>> BEGIN TASK DATA

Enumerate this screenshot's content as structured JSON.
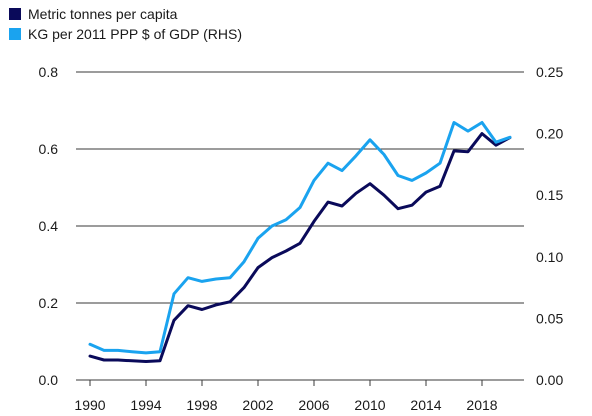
{
  "chart_data": {
    "type": "line",
    "title": "",
    "xlabel": "",
    "ylabel": "",
    "xlim": [
      1989,
      2021
    ],
    "ylim_left": [
      0,
      0.8
    ],
    "ylim_right": [
      0,
      0.25
    ],
    "grid": "horizontal",
    "legend_position": "top-left",
    "x_ticks": [
      1990,
      1994,
      1998,
      2002,
      2006,
      2010,
      2014,
      2018
    ],
    "x_tick_labels": [
      "1990",
      "1994",
      "1998",
      "2002",
      "2006",
      "2010",
      "2014",
      "2018"
    ],
    "y_left_ticks": [
      0,
      0.2,
      0.4,
      0.6,
      0.8
    ],
    "y_left_tick_labels": [
      "0.0",
      "0.2",
      "0.4",
      "0.6",
      "0.8"
    ],
    "y_right_ticks": [
      0,
      0.05,
      0.1,
      0.15,
      0.2,
      0.25
    ],
    "y_right_tick_labels": [
      "0.00",
      "0.05",
      "0.10",
      "0.15",
      "0.20",
      "0.25"
    ],
    "series": [
      {
        "name": "Metric tonnes per capita",
        "axis": "left",
        "color": "#0a0a5a",
        "x": [
          1990,
          1991,
          1992,
          1993,
          1994,
          1995,
          1996,
          1997,
          1998,
          1999,
          2000,
          2001,
          2002,
          2003,
          2004,
          2005,
          2006,
          2007,
          2008,
          2009,
          2010,
          2011,
          2012,
          2013,
          2014,
          2015,
          2016,
          2017,
          2018,
          2019,
          2020
        ],
        "values": [
          0.062,
          0.052,
          0.052,
          0.05,
          0.048,
          0.05,
          0.155,
          0.193,
          0.183,
          0.195,
          0.203,
          0.24,
          0.292,
          0.318,
          0.335,
          0.355,
          0.412,
          0.462,
          0.452,
          0.485,
          0.51,
          0.48,
          0.445,
          0.454,
          0.488,
          0.503,
          0.595,
          0.593,
          0.64,
          0.61,
          0.63
        ]
      },
      {
        "name": "KG per 2011 PPP $ of GDP (RHS)",
        "axis": "right",
        "color": "#1aa3ef",
        "x": [
          1990,
          1991,
          1992,
          1993,
          1994,
          1995,
          1996,
          1997,
          1998,
          1999,
          2000,
          2001,
          2002,
          2003,
          2004,
          2005,
          2006,
          2007,
          2008,
          2009,
          2010,
          2011,
          2012,
          2013,
          2014,
          2015,
          2016,
          2017,
          2018,
          2019,
          2020
        ],
        "values": [
          0.029,
          0.024,
          0.024,
          0.023,
          0.022,
          0.023,
          0.07,
          0.083,
          0.08,
          0.082,
          0.083,
          0.096,
          0.115,
          0.125,
          0.13,
          0.14,
          0.162,
          0.176,
          0.17,
          0.182,
          0.195,
          0.183,
          0.166,
          0.162,
          0.168,
          0.176,
          0.209,
          0.202,
          0.209,
          0.193,
          0.197
        ]
      }
    ]
  }
}
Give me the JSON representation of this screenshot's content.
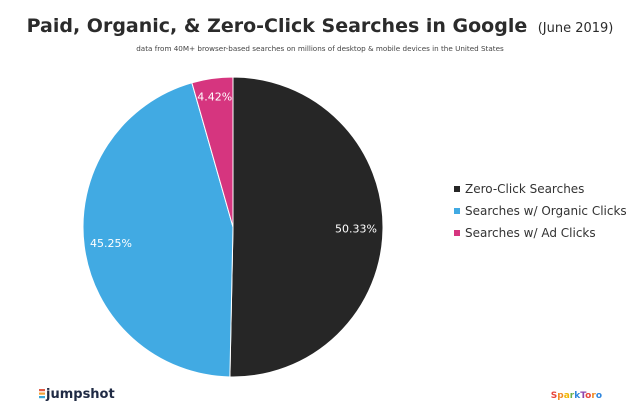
{
  "header": {
    "title": "Paid, Organic, & Zero-Click Searches in Google",
    "title_suffix": "(June 2019)",
    "subtitle": "data from 40M+ browser-based searches on millions of desktop & mobile devices in the United States"
  },
  "chart_data": {
    "type": "pie",
    "title": "Paid, Organic, & Zero-Click Searches in Google (June 2019)",
    "slices": [
      {
        "label": "Zero-Click Searches",
        "value": 50.33,
        "display": "50.33%",
        "color": "#262626"
      },
      {
        "label": "Searches w/ Organic Clicks",
        "value": 45.25,
        "display": "45.25%",
        "color": "#41aae3"
      },
      {
        "label": "Searches w/ Ad Clicks",
        "value": 4.42,
        "display": "4.42%",
        "color": "#d6357f"
      }
    ],
    "legend_position": "right"
  },
  "footer": {
    "left_logo": "jumpshot",
    "right_logo": "SparkToro"
  }
}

>> END TASK DATA

> **GIVEN EXERCISE**
Go through the records above and copy every line with the word "Google".

> **EXERCISE ANSWER**
    "title": "Paid, Organic, & Zero-Click Searches in Google",
    "title": "Paid, Organic, & Zero-Click Searches in Google (June 2019)",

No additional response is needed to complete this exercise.